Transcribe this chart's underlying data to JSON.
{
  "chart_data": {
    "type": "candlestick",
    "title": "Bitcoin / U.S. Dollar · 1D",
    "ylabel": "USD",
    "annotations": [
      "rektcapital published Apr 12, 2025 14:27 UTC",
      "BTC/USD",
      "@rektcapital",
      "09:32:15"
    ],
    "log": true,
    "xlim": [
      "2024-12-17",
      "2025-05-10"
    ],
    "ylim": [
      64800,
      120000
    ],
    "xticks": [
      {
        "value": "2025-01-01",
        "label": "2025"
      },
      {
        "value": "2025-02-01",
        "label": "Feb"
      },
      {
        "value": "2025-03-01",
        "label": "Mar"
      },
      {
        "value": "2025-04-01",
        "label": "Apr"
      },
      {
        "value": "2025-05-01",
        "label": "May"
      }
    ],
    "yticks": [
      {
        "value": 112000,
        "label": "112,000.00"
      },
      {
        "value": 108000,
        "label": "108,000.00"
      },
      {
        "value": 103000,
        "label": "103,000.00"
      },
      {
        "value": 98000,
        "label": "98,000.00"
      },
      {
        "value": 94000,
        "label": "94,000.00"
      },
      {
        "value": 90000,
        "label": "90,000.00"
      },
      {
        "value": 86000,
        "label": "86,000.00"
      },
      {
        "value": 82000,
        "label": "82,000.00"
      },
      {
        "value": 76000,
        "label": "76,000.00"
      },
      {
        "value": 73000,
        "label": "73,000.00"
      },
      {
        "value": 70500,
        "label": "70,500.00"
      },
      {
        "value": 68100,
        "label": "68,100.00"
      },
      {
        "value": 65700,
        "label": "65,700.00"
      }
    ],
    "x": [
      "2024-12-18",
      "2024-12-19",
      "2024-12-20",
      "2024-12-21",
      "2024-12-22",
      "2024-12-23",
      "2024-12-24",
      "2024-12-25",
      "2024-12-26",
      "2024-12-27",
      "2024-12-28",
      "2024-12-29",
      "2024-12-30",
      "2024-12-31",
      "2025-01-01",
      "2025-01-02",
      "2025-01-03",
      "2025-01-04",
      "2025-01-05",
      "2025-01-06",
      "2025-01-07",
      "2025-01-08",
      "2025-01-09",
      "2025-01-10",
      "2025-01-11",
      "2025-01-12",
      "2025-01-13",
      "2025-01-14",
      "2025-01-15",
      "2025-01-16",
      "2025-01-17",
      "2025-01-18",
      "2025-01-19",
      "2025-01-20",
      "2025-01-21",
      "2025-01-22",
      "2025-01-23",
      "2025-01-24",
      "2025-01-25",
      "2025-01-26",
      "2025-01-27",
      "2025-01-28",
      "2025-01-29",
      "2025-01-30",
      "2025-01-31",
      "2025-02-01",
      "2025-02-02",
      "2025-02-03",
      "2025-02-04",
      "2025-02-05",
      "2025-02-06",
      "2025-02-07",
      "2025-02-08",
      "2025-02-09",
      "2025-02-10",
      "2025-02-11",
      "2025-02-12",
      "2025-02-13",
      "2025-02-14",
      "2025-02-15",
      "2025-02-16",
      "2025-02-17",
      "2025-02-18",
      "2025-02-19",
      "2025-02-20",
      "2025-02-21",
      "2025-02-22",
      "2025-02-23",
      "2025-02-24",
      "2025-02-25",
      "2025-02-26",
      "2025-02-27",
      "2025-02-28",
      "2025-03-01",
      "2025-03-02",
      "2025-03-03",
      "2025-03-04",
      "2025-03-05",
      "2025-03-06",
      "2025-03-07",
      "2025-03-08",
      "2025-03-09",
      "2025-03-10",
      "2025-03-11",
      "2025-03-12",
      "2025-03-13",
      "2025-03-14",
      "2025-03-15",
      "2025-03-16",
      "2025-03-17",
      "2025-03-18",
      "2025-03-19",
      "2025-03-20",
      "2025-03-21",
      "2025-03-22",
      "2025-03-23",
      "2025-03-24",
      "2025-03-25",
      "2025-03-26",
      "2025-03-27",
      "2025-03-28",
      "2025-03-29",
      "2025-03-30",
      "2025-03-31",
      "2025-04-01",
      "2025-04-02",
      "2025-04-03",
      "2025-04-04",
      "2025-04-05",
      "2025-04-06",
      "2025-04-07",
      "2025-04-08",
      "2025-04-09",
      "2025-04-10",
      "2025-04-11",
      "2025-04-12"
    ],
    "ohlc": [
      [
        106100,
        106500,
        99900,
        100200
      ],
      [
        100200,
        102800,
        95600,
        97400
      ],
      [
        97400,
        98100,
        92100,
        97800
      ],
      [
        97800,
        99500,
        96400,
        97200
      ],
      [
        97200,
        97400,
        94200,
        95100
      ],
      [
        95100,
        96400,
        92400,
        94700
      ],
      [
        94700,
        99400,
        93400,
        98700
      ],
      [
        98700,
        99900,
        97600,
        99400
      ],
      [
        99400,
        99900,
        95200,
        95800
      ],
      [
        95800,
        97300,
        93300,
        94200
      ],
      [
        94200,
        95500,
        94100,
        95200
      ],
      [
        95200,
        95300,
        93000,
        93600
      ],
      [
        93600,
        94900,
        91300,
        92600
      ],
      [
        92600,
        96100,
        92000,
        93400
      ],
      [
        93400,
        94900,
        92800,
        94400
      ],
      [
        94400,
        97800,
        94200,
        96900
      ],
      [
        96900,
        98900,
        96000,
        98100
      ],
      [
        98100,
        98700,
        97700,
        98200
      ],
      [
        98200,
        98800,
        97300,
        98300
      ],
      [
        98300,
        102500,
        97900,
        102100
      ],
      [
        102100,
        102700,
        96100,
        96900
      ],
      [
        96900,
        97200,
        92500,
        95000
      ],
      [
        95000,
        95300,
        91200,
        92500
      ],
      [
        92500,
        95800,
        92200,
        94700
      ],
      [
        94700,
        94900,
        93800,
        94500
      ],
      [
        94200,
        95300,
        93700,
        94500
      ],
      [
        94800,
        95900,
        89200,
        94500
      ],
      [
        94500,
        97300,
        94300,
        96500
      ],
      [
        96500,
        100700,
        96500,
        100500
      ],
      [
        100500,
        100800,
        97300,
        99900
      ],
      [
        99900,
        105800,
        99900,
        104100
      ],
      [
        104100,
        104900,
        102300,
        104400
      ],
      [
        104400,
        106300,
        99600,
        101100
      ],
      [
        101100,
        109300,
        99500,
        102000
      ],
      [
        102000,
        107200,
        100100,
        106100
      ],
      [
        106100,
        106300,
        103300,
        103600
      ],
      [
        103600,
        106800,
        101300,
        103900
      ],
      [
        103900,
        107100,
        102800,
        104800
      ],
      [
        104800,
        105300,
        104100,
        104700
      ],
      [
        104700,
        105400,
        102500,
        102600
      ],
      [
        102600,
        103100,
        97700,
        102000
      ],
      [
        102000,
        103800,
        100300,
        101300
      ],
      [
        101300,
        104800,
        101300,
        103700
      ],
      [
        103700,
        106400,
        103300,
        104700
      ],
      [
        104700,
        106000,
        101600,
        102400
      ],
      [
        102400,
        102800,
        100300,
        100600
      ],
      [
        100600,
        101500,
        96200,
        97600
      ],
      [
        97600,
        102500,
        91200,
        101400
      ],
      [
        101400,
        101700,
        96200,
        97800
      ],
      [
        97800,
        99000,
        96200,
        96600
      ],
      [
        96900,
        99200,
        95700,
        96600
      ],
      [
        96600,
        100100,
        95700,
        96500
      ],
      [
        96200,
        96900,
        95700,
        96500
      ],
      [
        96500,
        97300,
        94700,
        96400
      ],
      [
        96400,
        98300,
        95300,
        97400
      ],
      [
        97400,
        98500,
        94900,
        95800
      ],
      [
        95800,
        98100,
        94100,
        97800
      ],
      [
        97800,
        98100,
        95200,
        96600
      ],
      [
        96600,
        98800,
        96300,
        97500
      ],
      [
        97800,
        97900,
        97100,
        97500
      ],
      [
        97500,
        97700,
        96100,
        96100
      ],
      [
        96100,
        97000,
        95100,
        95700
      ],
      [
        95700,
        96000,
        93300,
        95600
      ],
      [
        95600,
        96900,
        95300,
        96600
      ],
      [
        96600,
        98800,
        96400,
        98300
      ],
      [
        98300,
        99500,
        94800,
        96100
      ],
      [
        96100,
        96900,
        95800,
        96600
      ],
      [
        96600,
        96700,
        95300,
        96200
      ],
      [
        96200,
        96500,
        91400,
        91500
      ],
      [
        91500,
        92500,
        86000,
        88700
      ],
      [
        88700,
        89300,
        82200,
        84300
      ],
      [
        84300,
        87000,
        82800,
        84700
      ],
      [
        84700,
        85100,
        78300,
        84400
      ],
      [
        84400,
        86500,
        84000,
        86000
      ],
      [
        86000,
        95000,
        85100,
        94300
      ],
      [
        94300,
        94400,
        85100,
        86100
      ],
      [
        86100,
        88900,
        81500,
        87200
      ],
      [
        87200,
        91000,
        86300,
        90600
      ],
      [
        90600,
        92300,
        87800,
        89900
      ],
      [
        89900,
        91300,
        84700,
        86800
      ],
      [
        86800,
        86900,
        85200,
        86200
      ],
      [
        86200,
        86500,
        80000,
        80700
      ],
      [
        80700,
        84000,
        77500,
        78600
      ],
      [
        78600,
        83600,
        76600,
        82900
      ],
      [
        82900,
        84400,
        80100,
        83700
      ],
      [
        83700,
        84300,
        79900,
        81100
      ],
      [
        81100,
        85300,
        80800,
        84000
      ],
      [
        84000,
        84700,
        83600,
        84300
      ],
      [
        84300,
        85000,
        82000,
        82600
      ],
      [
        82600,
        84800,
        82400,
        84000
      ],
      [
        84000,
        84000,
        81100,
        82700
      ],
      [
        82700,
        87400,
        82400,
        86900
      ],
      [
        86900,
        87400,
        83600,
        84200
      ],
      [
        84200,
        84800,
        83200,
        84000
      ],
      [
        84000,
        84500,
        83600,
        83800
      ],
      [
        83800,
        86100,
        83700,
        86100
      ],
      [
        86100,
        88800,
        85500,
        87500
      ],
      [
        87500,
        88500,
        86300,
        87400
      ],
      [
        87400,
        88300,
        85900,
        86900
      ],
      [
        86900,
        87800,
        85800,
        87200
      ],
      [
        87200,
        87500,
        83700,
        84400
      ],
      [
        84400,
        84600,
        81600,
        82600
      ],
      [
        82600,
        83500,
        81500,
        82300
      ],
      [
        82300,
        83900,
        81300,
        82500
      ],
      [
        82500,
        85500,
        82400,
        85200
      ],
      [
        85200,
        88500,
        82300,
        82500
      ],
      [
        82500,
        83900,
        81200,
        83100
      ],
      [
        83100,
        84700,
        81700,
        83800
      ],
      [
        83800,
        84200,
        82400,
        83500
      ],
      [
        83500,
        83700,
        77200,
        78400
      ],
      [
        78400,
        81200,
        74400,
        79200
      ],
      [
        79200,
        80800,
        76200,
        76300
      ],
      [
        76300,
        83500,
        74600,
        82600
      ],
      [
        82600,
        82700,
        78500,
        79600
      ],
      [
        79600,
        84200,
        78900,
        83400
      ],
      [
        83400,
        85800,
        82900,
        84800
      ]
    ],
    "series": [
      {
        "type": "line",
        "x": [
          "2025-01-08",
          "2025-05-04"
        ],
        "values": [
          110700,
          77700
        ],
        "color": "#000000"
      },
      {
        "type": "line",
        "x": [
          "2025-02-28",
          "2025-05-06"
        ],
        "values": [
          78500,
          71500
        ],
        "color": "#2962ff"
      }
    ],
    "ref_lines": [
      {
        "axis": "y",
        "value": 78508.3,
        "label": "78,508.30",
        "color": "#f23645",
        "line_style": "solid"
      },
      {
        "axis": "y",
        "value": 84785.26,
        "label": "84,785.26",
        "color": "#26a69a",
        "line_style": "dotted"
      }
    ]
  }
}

[WHAT THE TASK ASKS] Gather each line of the listing that holds the string "color".

[RESPONSE BELOW]
        "color": "#000000"
        "color": "#2962ff"
        "color": "#f23645",
        "color": "#26a69a",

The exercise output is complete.